Rewrite the records below with every "x2-tick-label" changed to "gmt-tick-label", leaving everything else in the lines unchanged.
# # # # #
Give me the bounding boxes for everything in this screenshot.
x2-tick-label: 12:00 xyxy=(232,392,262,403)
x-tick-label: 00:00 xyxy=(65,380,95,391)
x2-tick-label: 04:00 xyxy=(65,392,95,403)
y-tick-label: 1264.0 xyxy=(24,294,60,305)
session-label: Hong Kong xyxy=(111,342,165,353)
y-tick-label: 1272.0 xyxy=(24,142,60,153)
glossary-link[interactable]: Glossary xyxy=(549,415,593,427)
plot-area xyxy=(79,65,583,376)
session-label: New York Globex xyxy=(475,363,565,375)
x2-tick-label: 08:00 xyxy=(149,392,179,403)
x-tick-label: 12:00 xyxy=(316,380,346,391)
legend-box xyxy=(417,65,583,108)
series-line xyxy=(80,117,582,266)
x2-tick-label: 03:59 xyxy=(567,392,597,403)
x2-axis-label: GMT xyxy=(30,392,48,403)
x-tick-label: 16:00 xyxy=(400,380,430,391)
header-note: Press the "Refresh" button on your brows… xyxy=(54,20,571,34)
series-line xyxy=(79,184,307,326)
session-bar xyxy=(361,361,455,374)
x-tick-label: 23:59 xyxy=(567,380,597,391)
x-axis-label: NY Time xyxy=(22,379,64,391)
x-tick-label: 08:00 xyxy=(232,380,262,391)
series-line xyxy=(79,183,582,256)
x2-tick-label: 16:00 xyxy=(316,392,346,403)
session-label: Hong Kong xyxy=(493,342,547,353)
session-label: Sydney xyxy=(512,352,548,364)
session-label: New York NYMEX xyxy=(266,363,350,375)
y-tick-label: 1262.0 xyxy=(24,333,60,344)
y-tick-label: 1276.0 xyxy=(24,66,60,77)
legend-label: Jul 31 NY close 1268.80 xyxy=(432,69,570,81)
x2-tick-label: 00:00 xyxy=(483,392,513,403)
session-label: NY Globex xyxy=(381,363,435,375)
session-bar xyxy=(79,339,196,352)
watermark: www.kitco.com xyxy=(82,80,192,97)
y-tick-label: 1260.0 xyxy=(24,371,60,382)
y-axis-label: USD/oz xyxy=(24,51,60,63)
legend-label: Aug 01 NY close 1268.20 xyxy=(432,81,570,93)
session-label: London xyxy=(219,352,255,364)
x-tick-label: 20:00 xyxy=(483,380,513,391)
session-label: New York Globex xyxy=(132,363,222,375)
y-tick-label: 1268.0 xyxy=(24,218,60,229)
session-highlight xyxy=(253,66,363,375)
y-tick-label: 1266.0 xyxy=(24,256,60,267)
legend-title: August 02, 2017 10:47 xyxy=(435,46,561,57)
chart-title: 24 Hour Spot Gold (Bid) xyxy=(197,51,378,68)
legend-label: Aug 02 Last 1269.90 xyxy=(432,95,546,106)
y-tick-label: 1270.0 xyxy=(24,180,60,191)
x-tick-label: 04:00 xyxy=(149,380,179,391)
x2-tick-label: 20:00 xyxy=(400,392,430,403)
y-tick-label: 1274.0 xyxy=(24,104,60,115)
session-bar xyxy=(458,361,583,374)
# # # # #
> _Written response_
Give me the bounding boxes for everything in this screenshot.
gmt-tick-label: 12:00 xyxy=(232,392,262,403)
x-tick-label: 00:00 xyxy=(65,380,95,391)
gmt-tick-label: 04:00 xyxy=(65,392,95,403)
y-tick-label: 1264.0 xyxy=(24,294,60,305)
session-label: Hong Kong xyxy=(111,342,165,353)
y-tick-label: 1272.0 xyxy=(24,142,60,153)
glossary-link[interactable]: Glossary xyxy=(549,415,593,427)
plot-area xyxy=(79,65,583,376)
session-label: New York Globex xyxy=(475,363,565,375)
gmt-tick-label: 08:00 xyxy=(149,392,179,403)
x-tick-label: 12:00 xyxy=(316,380,346,391)
legend-box xyxy=(417,65,583,108)
series-line xyxy=(80,117,582,266)
gmt-tick-label: 03:59 xyxy=(567,392,597,403)
x2-axis-label: GMT xyxy=(30,392,48,403)
x-tick-label: 16:00 xyxy=(400,380,430,391)
header-note: Press the "Refresh" button on your brows… xyxy=(54,20,571,34)
series-line xyxy=(79,184,307,326)
session-bar xyxy=(361,361,455,374)
x-tick-label: 23:59 xyxy=(567,380,597,391)
x-axis-label: NY Time xyxy=(22,379,64,391)
x-tick-label: 08:00 xyxy=(232,380,262,391)
series-line xyxy=(79,183,582,256)
gmt-tick-label: 16:00 xyxy=(316,392,346,403)
session-label: Hong Kong xyxy=(493,342,547,353)
session-label: Sydney xyxy=(512,352,548,364)
session-label: New York NYMEX xyxy=(266,363,350,375)
y-tick-label: 1262.0 xyxy=(24,333,60,344)
y-tick-label: 1276.0 xyxy=(24,66,60,77)
legend-label: Jul 31 NY close 1268.80 xyxy=(432,69,570,81)
gmt-tick-label: 00:00 xyxy=(483,392,513,403)
session-label: NY Globex xyxy=(381,363,435,375)
session-bar xyxy=(79,339,196,352)
watermark: www.kitco.com xyxy=(82,80,192,97)
y-tick-label: 1260.0 xyxy=(24,371,60,382)
y-axis-label: USD/oz xyxy=(24,51,60,63)
legend-label: Aug 01 NY close 1268.20 xyxy=(432,81,570,93)
session-label: London xyxy=(219,352,255,364)
x-tick-label: 20:00 xyxy=(483,380,513,391)
session-label: New York Globex xyxy=(132,363,222,375)
y-tick-label: 1268.0 xyxy=(24,218,60,229)
session-highlight xyxy=(253,66,363,375)
y-tick-label: 1266.0 xyxy=(24,256,60,267)
legend-title: August 02, 2017 10:47 xyxy=(435,46,561,57)
chart-title: 24 Hour Spot Gold (Bid) xyxy=(197,51,378,68)
legend-label: Aug 02 Last 1269.90 xyxy=(432,95,546,106)
y-tick-label: 1270.0 xyxy=(24,180,60,191)
x-tick-label: 04:00 xyxy=(149,380,179,391)
gmt-tick-label: 20:00 xyxy=(400,392,430,403)
y-tick-label: 1274.0 xyxy=(24,104,60,115)
session-bar xyxy=(458,361,583,374)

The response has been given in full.